▶ [EXERCISE INSTRUCTIONS]: Only lines holding the string "week" are wanted; copy each one from the material.

-- BEGIN ENTRIES PROVIDED --

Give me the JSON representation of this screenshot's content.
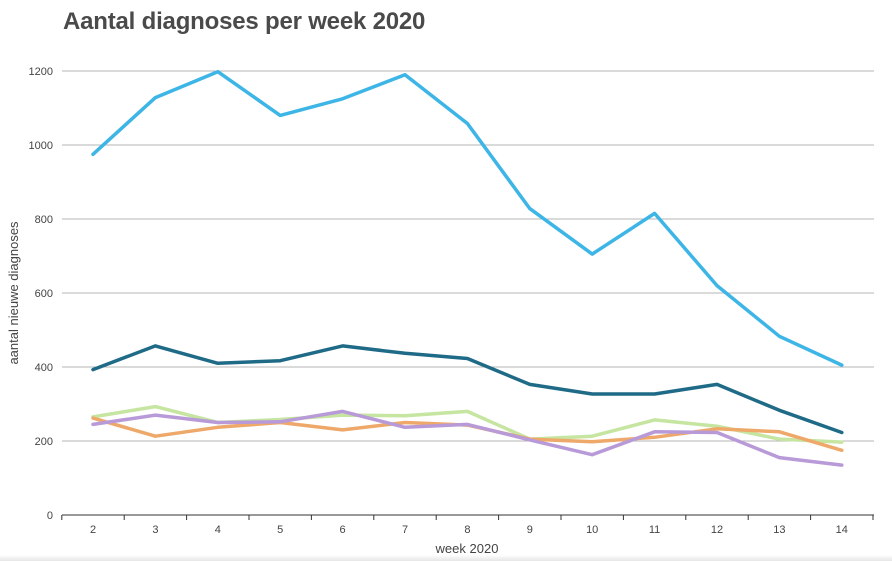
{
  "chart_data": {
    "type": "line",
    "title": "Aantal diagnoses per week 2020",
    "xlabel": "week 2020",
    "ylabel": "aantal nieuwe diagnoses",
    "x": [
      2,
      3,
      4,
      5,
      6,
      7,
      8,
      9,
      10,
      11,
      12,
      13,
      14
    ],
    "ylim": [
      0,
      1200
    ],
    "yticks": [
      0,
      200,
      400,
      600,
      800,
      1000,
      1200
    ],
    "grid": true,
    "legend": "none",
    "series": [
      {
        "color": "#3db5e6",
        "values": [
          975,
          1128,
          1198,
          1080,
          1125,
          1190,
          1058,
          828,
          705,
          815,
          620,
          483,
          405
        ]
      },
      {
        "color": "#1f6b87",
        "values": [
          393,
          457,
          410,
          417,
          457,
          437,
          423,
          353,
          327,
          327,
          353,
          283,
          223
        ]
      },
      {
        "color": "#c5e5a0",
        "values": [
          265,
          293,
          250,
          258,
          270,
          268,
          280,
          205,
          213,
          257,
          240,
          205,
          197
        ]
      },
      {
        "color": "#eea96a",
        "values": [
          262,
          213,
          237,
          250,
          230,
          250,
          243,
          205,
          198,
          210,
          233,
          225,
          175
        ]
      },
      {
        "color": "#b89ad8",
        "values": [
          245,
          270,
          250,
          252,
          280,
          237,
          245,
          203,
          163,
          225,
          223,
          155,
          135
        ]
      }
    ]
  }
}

-- END ENTRIES PROVIDED --
-- BEGIN ENTRIES PROVIDED --

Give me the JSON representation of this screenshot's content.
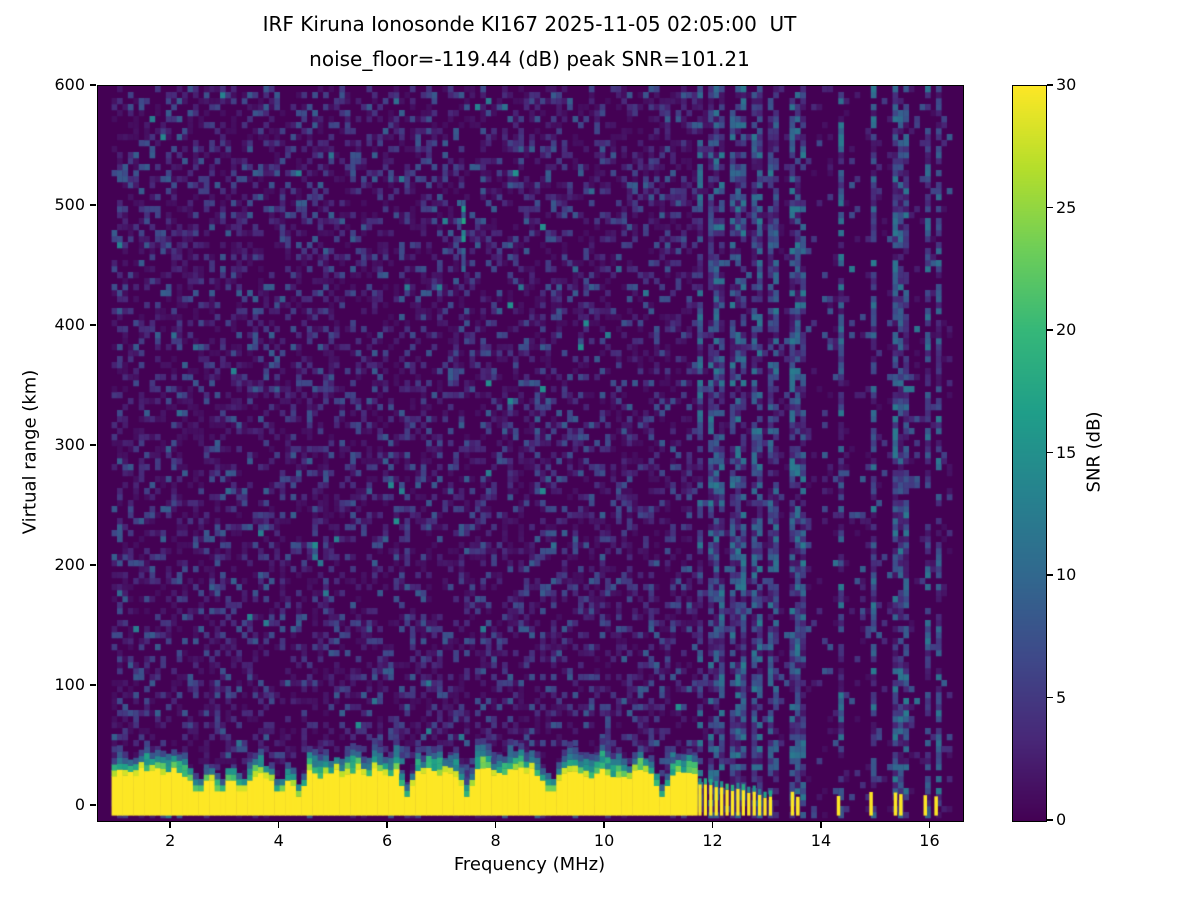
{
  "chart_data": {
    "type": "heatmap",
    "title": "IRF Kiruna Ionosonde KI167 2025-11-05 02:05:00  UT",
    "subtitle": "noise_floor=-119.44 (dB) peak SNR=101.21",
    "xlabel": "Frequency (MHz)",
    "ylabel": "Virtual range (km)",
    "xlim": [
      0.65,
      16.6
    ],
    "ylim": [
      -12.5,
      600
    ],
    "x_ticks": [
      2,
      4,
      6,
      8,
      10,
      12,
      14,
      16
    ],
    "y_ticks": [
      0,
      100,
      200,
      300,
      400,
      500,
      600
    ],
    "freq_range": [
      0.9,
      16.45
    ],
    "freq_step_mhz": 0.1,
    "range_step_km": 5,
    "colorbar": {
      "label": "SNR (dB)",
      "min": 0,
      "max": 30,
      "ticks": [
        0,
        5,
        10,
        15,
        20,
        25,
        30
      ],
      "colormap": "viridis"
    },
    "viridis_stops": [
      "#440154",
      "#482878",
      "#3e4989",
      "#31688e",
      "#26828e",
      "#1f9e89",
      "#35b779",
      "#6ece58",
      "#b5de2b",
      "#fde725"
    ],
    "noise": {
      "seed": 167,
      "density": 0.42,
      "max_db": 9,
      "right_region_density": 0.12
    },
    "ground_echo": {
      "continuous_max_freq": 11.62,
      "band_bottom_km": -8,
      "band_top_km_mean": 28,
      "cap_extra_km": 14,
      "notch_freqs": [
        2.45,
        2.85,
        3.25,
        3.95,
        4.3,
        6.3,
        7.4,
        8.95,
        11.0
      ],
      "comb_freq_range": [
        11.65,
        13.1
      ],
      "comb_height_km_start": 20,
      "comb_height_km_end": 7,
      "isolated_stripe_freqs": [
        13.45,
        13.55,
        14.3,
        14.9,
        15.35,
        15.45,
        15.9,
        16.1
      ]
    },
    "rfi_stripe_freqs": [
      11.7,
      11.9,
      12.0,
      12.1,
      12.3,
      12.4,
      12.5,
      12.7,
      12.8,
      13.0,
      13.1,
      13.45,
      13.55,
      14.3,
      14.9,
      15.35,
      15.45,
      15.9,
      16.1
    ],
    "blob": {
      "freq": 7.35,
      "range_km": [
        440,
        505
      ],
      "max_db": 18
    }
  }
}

-- END ENTRIES PROVIDED --

▶ [SOLUTION TO THIS TASK]:
    "title": "Aantal diagnoses per week 2020",
    "xlabel": "week 2020",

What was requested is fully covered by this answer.